### What to produce
Reproduce every entry in the listing without alteration.

- - - -

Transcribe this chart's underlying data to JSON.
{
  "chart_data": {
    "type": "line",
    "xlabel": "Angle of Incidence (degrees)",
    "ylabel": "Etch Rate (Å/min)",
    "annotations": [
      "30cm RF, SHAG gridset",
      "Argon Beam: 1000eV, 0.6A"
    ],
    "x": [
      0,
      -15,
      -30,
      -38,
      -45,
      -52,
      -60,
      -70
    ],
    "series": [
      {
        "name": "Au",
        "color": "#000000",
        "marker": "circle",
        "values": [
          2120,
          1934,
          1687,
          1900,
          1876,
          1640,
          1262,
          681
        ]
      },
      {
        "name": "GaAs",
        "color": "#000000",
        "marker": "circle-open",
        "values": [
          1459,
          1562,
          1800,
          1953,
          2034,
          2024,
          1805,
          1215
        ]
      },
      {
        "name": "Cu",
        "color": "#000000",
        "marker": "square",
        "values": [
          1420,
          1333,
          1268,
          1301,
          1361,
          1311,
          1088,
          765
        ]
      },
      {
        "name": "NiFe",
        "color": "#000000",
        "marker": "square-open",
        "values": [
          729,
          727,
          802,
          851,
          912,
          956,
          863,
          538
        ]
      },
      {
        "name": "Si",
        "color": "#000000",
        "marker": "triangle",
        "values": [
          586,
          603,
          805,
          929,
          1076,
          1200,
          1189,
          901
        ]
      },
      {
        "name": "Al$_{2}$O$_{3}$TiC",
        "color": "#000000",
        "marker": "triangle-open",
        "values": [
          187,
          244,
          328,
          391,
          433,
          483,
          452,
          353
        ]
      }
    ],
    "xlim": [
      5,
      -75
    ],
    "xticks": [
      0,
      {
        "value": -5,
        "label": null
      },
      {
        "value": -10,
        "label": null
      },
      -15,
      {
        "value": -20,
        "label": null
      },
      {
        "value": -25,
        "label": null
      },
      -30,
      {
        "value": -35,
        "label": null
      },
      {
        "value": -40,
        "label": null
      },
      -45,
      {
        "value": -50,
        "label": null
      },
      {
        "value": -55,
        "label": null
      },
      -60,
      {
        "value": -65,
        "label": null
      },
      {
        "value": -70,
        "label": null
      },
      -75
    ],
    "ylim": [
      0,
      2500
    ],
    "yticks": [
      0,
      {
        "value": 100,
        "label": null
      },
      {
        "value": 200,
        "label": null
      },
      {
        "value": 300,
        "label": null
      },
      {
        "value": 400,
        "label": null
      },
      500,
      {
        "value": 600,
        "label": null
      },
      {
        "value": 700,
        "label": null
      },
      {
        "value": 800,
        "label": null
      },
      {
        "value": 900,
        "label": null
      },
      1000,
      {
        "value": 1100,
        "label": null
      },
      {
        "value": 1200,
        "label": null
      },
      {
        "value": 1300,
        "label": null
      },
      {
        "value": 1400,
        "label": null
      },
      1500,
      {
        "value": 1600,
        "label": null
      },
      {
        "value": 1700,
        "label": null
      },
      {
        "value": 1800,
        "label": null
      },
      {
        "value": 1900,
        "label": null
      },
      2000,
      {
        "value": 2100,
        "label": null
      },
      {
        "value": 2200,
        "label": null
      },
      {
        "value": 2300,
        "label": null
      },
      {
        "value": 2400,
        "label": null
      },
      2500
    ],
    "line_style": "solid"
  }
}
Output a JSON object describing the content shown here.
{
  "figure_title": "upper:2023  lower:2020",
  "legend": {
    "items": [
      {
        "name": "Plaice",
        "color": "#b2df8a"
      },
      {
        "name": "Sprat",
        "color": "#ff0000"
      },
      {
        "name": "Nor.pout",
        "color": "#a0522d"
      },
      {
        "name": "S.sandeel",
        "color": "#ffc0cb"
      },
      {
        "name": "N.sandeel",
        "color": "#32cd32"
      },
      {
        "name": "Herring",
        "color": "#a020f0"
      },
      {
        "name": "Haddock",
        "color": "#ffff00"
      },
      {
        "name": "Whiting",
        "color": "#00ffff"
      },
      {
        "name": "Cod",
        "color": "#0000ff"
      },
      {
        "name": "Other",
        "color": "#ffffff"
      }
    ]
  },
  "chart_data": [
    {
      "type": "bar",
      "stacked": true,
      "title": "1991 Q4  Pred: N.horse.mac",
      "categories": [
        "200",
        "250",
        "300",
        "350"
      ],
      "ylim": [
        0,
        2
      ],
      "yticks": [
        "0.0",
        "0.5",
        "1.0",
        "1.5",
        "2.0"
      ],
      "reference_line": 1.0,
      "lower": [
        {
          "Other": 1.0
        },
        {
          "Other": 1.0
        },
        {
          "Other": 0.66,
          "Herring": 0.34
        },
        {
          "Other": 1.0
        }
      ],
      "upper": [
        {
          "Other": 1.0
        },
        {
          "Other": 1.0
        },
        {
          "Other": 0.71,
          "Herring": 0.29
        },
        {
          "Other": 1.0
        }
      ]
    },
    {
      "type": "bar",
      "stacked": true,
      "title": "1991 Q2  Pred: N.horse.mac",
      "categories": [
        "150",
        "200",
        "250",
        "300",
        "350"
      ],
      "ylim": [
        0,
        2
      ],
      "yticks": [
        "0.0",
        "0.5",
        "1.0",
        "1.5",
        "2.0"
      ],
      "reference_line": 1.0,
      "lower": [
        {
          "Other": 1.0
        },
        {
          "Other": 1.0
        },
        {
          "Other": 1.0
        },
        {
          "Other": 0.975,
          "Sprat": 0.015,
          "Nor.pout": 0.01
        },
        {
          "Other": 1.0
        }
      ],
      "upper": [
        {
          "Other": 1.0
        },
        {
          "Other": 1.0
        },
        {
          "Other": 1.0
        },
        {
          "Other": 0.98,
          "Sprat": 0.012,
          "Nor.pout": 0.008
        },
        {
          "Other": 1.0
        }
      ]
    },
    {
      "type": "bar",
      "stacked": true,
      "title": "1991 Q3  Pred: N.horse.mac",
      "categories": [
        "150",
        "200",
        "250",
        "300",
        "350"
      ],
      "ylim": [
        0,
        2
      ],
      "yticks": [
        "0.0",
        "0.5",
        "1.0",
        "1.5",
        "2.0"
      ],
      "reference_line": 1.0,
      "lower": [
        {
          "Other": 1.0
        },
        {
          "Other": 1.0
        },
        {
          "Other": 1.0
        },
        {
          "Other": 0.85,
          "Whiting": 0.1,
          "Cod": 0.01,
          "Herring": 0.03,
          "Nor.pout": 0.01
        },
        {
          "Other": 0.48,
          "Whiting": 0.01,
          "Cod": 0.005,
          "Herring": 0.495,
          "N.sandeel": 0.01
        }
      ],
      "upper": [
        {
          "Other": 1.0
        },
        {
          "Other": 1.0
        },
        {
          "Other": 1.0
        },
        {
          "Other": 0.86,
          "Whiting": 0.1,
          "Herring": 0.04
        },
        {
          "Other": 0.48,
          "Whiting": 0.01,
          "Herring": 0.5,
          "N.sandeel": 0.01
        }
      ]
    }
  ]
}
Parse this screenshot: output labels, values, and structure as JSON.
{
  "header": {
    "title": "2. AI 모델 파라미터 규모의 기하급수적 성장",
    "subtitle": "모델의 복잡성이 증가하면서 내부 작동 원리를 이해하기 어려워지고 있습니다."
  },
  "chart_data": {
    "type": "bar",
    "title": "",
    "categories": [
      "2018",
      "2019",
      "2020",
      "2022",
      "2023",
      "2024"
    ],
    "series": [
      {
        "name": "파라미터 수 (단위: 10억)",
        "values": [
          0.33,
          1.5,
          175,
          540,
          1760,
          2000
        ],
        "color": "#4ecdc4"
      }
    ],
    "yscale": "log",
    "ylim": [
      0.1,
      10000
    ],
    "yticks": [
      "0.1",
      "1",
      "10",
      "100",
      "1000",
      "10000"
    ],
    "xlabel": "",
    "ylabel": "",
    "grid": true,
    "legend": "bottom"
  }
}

- - - -

### Finished answer
Transcribe this chart's underlying data to JSON.
{
  "chart_data": {
    "type": "line",
    "xlabel": "Angle of Incidence (degrees)",
    "ylabel": "Etch Rate (Å/min)",
    "annotations": [
      "30cm RF, SHAG gridset",
      "Argon Beam: 1000eV, 0.6A"
    ],
    "x": [
      0,
      -15,
      -30,
      -38,
      -45,
      -52,
      -60,
      -70
    ],
    "series": [
      {
        "name": "Au",
        "color": "#000000",
        "marker": "circle",
        "values": [
          2120,
          1934,
          1687,
          1900,
          1876,
          1640,
          1262,
          681
        ]
      },
      {
        "name": "GaAs",
        "color": "#000000",
        "marker": "circle-open",
        "values": [
          1459,
          1562,
          1800,
          1953,
          2034,
          2024,
          1805,
          1215
        ]
      },
      {
        "name": "Cu",
        "color": "#000000",
        "marker": "square",
        "values": [
          1420,
          1333,
          1268,
          1301,
          1361,
          1311,
          1088,
          765
        ]
      },
      {
        "name": "NiFe",
        "color": "#000000",
        "marker": "square-open",
        "values": [
          729,
          727,
          802,
          851,
          912,
          956,
          863,
          538
        ]
      },
      {
        "name": "Si",
        "color": "#000000",
        "marker": "triangle",
        "values": [
          586,
          603,
          805,
          929,
          1076,
          1200,
          1189,
          901
        ]
      },
      {
        "name": "Al$_{2}$O$_{3}$TiC",
        "color": "#000000",
        "marker": "triangle-open",
        "values": [
          187,
          244,
          328,
          391,
          433,
          483,
          452,
          353
        ]
      }
    ],
    "xlim": [
      5,
      -75
    ],
    "xticks": [
      0,
      {
        "value": -5,
        "label": null
      },
      {
        "value": -10,
        "label": null
      },
      -15,
      {
        "value": -20,
        "label": null
      },
      {
        "value": -25,
        "label": null
      },
      -30,
      {
        "value": -35,
        "label": null
      },
      {
        "value": -40,
        "label": null
      },
      -45,
      {
        "value": -50,
        "label": null
      },
      {
        "value": -55,
        "label": null
      },
      -60,
      {
        "value": -65,
        "label": null
      },
      {
        "value": -70,
        "label": null
      },
      -75
    ],
    "ylim": [
      0,
      2500
    ],
    "yticks": [
      0,
      {
        "value": 100,
        "label": null
      },
      {
        "value": 200,
        "label": null
      },
      {
        "value": 300,
        "label": null
      },
      {
        "value": 400,
        "label": null
      },
      500,
      {
        "value": 600,
        "label": null
      },
      {
        "value": 700,
        "label": null
      },
      {
        "value": 800,
        "label": null
      },
      {
        "value": 900,
        "label": null
      },
      1000,
      {
        "value": 1100,
        "label": null
      },
      {
        "value": 1200,
        "label": null
      },
      {
        "value": 1300,
        "label": null
      },
      {
        "value": 1400,
        "label": null
      },
      1500,
      {
        "value": 1600,
        "label": null
      },
      {
        "value": 1700,
        "label": null
      },
      {
        "value": 1800,
        "label": null
      },
      {
        "value": 1900,
        "label": null
      },
      2000,
      {
        "value": 2100,
        "label": null
      },
      {
        "value": 2200,
        "label": null
      },
      {
        "value": 2300,
        "label": null
      },
      {
        "value": 2400,
        "label": null
      },
      2500
    ],
    "line_style": "solid"
  }
}
Output a JSON object describing the content shown here.
{
  "figure_title": "upper:2023  lower:2020",
  "legend": {
    "items": [
      {
        "name": "Plaice",
        "color": "#b2df8a"
      },
      {
        "name": "Sprat",
        "color": "#ff0000"
      },
      {
        "name": "Nor.pout",
        "color": "#a0522d"
      },
      {
        "name": "S.sandeel",
        "color": "#ffc0cb"
      },
      {
        "name": "N.sandeel",
        "color": "#32cd32"
      },
      {
        "name": "Herring",
        "color": "#a020f0"
      },
      {
        "name": "Haddock",
        "color": "#ffff00"
      },
      {
        "name": "Whiting",
        "color": "#00ffff"
      },
      {
        "name": "Cod",
        "color": "#0000ff"
      },
      {
        "name": "Other",
        "color": "#ffffff"
      }
    ]
  },
  "chart_data": [
    {
      "type": "bar",
      "stacked": true,
      "title": "1991 Q4  Pred: N.horse.mac",
      "categories": [
        "200",
        "250",
        "300",
        "350"
      ],
      "ylim": [
        0,
        2
      ],
      "yticks": [
        "0.0",
        "0.5",
        "1.0",
        "1.5",
        "2.0"
      ],
      "reference_line": 1.0,
      "lower": [
        {
          "Other": 1.0
        },
        {
          "Other": 1.0
        },
        {
          "Other": 0.66,
          "Herring": 0.34
        },
        {
          "Other": 1.0
        }
      ],
      "upper": [
        {
          "Other": 1.0
        },
        {
          "Other": 1.0
        },
        {
          "Other": 0.71,
          "Herring": 0.29
        },
        {
          "Other": 1.0
        }
      ]
    },
    {
      "type": "bar",
      "stacked": true,
      "title": "1991 Q2  Pred: N.horse.mac",
      "categories": [
        "150",
        "200",
        "250",
        "300",
        "350"
      ],
      "ylim": [
        0,
        2
      ],
      "yticks": [
        "0.0",
        "0.5",
        "1.0",
        "1.5",
        "2.0"
      ],
      "reference_line": 1.0,
      "lower": [
        {
          "Other": 1.0
        },
        {
          "Other": 1.0
        },
        {
          "Other": 1.0
        },
        {
          "Other": 0.975,
          "Sprat": 0.015,
          "Nor.pout": 0.01
        },
        {
          "Other": 1.0
        }
      ],
      "upper": [
        {
          "Other": 1.0
        },
        {
          "Other": 1.0
        },
        {
          "Other": 1.0
        },
        {
          "Other": 0.98,
          "Sprat": 0.012,
          "Nor.pout": 0.008
        },
        {
          "Other": 1.0
        }
      ]
    },
    {
      "type": "bar",
      "stacked": true,
      "title": "1991 Q3  Pred: N.horse.mac",
      "categories": [
        "150",
        "200",
        "250",
        "300",
        "350"
      ],
      "ylim": [
        0,
        2
      ],
      "yticks": [
        "0.0",
        "0.5",
        "1.0",
        "1.5",
        "2.0"
      ],
      "reference_line": 1.0,
      "lower": [
        {
          "Other": 1.0
        },
        {
          "Other": 1.0
        },
        {
          "Other": 1.0
        },
        {
          "Other": 0.85,
          "Whiting": 0.1,
          "Cod": 0.01,
          "Herring": 0.03,
          "Nor.pout": 0.01
        },
        {
          "Other": 0.48,
          "Whiting": 0.01,
          "Cod": 0.005,
          "Herring": 0.495,
          "N.sandeel": 0.01
        }
      ],
      "upper": [
        {
          "Other": 1.0
        },
        {
          "Other": 1.0
        },
        {
          "Other": 1.0
        },
        {
          "Other": 0.86,
          "Whiting": 0.1,
          "Herring": 0.04
        },
        {
          "Other": 0.48,
          "Whiting": 0.01,
          "Herring": 0.5,
          "N.sandeel": 0.01
        }
      ]
    }
  ]
}
Parse this screenshot: output labels, values, and structure as JSON.
{
  "header": {
    "title": "2. AI 모델 파라미터 규모의 기하급수적 성장",
    "subtitle": "모델의 복잡성이 증가하면서 내부 작동 원리를 이해하기 어려워지고 있습니다."
  },
  "chart_data": {
    "type": "bar",
    "title": "",
    "categories": [
      "2018",
      "2019",
      "2020",
      "2022",
      "2023",
      "2024"
    ],
    "series": [
      {
        "name": "파라미터 수 (단위: 10억)",
        "values": [
          0.33,
          1.5,
          175,
          540,
          1760,
          2000
        ],
        "color": "#4ecdc4"
      }
    ],
    "yscale": "log",
    "ylim": [
      0.1,
      10000
    ],
    "yticks": [
      "0.1",
      "1",
      "10",
      "100",
      "1000",
      "10000"
    ],
    "xlabel": "",
    "ylabel": "",
    "grid": true,
    "legend": "bottom"
  }
}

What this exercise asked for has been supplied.